— What you have to do —
Transcribe the material below exactly as it appears.

(Dataset rows)
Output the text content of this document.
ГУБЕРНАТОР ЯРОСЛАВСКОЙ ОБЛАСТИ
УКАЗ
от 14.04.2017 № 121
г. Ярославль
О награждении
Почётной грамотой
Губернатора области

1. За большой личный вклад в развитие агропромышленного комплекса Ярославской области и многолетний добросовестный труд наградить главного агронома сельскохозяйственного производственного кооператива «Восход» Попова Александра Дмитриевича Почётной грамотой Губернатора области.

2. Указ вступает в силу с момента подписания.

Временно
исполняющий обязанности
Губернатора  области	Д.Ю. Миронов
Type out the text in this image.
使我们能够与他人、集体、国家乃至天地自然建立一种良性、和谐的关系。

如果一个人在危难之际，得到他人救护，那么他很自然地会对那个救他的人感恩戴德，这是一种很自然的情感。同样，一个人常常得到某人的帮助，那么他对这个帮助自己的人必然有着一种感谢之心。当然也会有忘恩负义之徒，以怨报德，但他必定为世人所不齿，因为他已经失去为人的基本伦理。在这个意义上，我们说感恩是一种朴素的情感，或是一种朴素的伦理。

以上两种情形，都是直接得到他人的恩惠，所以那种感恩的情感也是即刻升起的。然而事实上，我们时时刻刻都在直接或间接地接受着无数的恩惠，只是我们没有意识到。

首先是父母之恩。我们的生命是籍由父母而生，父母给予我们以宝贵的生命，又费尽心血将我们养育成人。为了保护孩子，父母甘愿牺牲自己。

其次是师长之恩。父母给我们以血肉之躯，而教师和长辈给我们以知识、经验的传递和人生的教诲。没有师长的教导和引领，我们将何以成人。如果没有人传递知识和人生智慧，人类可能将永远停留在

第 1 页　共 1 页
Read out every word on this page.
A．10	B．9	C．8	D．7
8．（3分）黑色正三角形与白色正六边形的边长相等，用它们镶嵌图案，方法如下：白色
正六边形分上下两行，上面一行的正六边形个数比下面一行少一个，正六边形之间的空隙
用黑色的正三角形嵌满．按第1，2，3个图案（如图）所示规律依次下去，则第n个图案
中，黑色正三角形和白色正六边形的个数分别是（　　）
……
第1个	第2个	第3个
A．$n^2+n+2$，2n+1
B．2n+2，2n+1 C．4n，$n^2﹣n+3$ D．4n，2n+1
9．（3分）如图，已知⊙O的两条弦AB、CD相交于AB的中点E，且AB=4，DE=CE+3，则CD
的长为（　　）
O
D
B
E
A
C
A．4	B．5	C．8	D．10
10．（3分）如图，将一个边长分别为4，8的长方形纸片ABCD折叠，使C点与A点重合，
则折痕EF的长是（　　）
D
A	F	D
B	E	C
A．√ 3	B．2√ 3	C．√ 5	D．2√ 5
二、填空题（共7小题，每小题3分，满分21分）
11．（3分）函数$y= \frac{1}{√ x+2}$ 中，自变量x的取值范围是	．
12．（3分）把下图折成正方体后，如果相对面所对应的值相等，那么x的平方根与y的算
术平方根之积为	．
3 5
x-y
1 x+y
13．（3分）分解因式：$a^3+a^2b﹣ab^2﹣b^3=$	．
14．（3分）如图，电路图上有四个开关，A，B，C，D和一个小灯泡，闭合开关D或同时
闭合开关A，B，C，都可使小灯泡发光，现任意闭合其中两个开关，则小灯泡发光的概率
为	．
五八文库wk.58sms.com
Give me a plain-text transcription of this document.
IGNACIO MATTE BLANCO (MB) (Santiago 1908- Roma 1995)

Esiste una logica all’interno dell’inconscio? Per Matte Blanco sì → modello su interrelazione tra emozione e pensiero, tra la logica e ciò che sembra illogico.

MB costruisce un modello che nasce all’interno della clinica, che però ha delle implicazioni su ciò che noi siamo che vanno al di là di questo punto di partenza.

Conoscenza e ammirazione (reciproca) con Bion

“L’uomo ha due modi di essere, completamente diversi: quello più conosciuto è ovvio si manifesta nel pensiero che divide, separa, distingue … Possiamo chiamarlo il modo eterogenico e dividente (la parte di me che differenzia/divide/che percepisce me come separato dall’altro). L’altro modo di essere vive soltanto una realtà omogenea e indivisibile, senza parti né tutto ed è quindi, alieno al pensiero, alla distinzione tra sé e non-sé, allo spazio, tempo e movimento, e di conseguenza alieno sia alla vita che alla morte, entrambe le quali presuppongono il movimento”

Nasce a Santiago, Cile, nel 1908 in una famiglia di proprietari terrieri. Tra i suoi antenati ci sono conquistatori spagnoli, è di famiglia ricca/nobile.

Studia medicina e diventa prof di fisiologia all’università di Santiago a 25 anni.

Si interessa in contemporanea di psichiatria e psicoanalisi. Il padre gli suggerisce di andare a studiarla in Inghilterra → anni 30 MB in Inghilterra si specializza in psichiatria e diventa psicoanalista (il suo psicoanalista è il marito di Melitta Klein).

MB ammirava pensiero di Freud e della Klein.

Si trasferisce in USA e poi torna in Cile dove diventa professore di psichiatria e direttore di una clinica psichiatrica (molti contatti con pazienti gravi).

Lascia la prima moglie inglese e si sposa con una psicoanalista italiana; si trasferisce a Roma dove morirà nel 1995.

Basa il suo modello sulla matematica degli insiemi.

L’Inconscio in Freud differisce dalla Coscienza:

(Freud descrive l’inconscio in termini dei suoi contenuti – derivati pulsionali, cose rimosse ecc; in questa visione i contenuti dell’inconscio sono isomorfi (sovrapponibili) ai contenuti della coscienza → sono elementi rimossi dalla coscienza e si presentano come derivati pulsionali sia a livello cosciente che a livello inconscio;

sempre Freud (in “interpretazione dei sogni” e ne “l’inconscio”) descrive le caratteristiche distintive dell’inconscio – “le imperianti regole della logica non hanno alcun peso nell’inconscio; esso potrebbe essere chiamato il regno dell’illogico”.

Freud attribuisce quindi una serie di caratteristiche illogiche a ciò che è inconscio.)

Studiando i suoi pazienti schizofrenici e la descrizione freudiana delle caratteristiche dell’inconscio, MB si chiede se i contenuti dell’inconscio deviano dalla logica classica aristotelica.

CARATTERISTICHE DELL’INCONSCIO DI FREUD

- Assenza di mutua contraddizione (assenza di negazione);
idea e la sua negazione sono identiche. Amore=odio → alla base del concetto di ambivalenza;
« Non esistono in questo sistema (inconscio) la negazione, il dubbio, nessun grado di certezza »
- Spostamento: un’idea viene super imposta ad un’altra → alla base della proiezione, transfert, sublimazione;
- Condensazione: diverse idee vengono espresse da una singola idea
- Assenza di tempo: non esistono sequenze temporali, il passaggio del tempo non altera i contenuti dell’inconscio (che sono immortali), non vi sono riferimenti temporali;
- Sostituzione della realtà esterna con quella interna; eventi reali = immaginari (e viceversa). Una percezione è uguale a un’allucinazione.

— Task result —
Output the text content of this document.
ГУБЕРНАТОР ЯРОСЛАВСКОЙ ОБЛАСТИ
УКАЗ
от 14.04.2017 № 121
г. Ярославль
О награждении
Почётной грамотой
Губернатора области

1. За большой личный вклад в развитие агропромышленного комплекса Ярославской области и многолетний добросовестный труд наградить главного агронома сельскохозяйственного производственного кооператива «Восход» Попова Александра Дмитриевича Почётной грамотой Губернатора области.

2. Указ вступает в силу с момента подписания.

Временно
исполняющий обязанности
Губернатора  области	Д.Ю. Миронов
Type out the text in this image.
使我们能够与他人、集体、国家乃至天地自然建立一种良性、和谐的关系。

如果一个人在危难之际，得到他人救护，那么他很自然地会对那个救他的人感恩戴德，这是一种很自然的情感。同样，一个人常常得到某人的帮助，那么他对这个帮助自己的人必然有着一种感谢之心。当然也会有忘恩负义之徒，以怨报德，但他必定为世人所不齿，因为他已经失去为人的基本伦理。在这个意义上，我们说感恩是一种朴素的情感，或是一种朴素的伦理。

以上两种情形，都是直接得到他人的恩惠，所以那种感恩的情感也是即刻升起的。然而事实上，我们时时刻刻都在直接或间接地接受着无数的恩惠，只是我们没有意识到。

首先是父母之恩。我们的生命是籍由父母而生，父母给予我们以宝贵的生命，又费尽心血将我们养育成人。为了保护孩子，父母甘愿牺牲自己。

其次是师长之恩。父母给我们以血肉之躯，而教师和长辈给我们以知识、经验的传递和人生的教诲。没有师长的教导和引领，我们将何以成人。如果没有人传递知识和人生智慧，人类可能将永远停留在

第 1 页　共 1 页
Read out every word on this page.
A．10	B．9	C．8	D．7
8．（3分）黑色正三角形与白色正六边形的边长相等，用它们镶嵌图案，方法如下：白色
正六边形分上下两行，上面一行的正六边形个数比下面一行少一个，正六边形之间的空隙
用黑色的正三角形嵌满．按第1，2，3个图案（如图）所示规律依次下去，则第n个图案
中，黑色正三角形和白色正六边形的个数分别是（　　）
……
第1个	第2个	第3个
A．$n^2+n+2$，2n+1
B．2n+2，2n+1 C．4n，$n^2﹣n+3$ D．4n，2n+1
9．（3分）如图，已知⊙O的两条弦AB、CD相交于AB的中点E，且AB=4，DE=CE+3，则CD
的长为（　　）
O
D
B
E
A
C
A．4	B．5	C．8	D．10
10．（3分）如图，将一个边长分别为4，8的长方形纸片ABCD折叠，使C点与A点重合，
则折痕EF的长是（　　）
D
A	F	D
B	E	C
A．√ 3	B．2√ 3	C．√ 5	D．2√ 5
二、填空题（共7小题，每小题3分，满分21分）
11．（3分）函数$y= \frac{1}{√ x+2}$ 中，自变量x的取值范围是	．
12．（3分）把下图折成正方体后，如果相对面所对应的值相等，那么x的平方根与y的算
术平方根之积为	．
3 5
x-y
1 x+y
13．（3分）分解因式：$a^3+a^2b﹣ab^2﹣b^3=$	．
14．（3分）如图，电路图上有四个开关，A，B，C，D和一个小灯泡，闭合开关D或同时
闭合开关A，B，C，都可使小灯泡发光，现任意闭合其中两个开关，则小灯泡发光的概率
为	．
五八文库wk.58sms.com
Give me a plain-text transcription of this document.
IGNACIO MATTE BLANCO (MB) (Santiago 1908- Roma 1995)

Esiste una logica all’interno dell’inconscio? Per Matte Blanco sì → modello su interrelazione tra emozione e pensiero, tra la logica e ciò che sembra illogico.

MB costruisce un modello che nasce all’interno della clinica, che però ha delle implicazioni su ciò che noi siamo che vanno al di là di questo punto di partenza.

Conoscenza e ammirazione (reciproca) con Bion

“L’uomo ha due modi di essere, completamente diversi: quello più conosciuto è ovvio si manifesta nel pensiero che divide, separa, distingue … Possiamo chiamarlo il modo eterogenico e dividente (la parte di me che differenzia/divide/che percepisce me come separato dall’altro). L’altro modo di essere vive soltanto una realtà omogenea e indivisibile, senza parti né tutto ed è quindi, alieno al pensiero, alla distinzione tra sé e non-sé, allo spazio, tempo e movimento, e di conseguenza alieno sia alla vita che alla morte, entrambe le quali presuppongono il movimento”

Nasce a Santiago, Cile, nel 1908 in una famiglia di proprietari terrieri. Tra i suoi antenati ci sono conquistatori spagnoli, è di famiglia ricca/nobile.

Studia medicina e diventa prof di fisiologia all’università di Santiago a 25 anni.

Si interessa in contemporanea di psichiatria e psicoanalisi. Il padre gli suggerisce di andare a studiarla in Inghilterra → anni 30 MB in Inghilterra si specializza in psichiatria e diventa psicoanalista (il suo psicoanalista è il marito di Melitta Klein).

MB ammirava pensiero di Freud e della Klein.

Si trasferisce in USA e poi torna in Cile dove diventa professore di psichiatria e direttore di una clinica psichiatrica (molti contatti con pazienti gravi).

Lascia la prima moglie inglese e si sposa con una psicoanalista italiana; si trasferisce a Roma dove morirà nel 1995.

Basa il suo modello sulla matematica degli insiemi.

L’Inconscio in Freud differisce dalla Coscienza:

(Freud descrive l’inconscio in termini dei suoi contenuti – derivati pulsionali, cose rimosse ecc; in questa visione i contenuti dell’inconscio sono isomorfi (sovrapponibili) ai contenuti della coscienza → sono elementi rimossi dalla coscienza e si presentano come derivati pulsionali sia a livello cosciente che a livello inconscio;

sempre Freud (in “interpretazione dei sogni” e ne “l’inconscio”) descrive le caratteristiche distintive dell’inconscio – “le imperianti regole della logica non hanno alcun peso nell’inconscio; esso potrebbe essere chiamato il regno dell’illogico”.

Freud attribuisce quindi una serie di caratteristiche illogiche a ciò che è inconscio.)

Studiando i suoi pazienti schizofrenici e la descrizione freudiana delle caratteristiche dell’inconscio, MB si chiede se i contenuti dell’inconscio deviano dalla logica classica aristotelica.

CARATTERISTICHE DELL’INCONSCIO DI FREUD

- Assenza di mutua contraddizione (assenza di negazione);
idea e la sua negazione sono identiche. Amore=odio → alla base del concetto di ambivalenza;
« Non esistono in questo sistema (inconscio) la negazione, il dubbio, nessun grado di certezza »
- Spostamento: un’idea viene super imposta ad un’altra → alla base della proiezione, transfert, sublimazione;
- Condensazione: diverse idee vengono espresse da una singola idea
- Assenza di tempo: non esistono sequenze temporali, il passaggio del tempo non altera i contenuti dell’inconscio (che sono immortali), non vi sono riferimenti temporali;
- Sostituzione della realtà esterna con quella interna; eventi reali = immaginari (e viceversa). Una percezione è uguale a un’allucinazione.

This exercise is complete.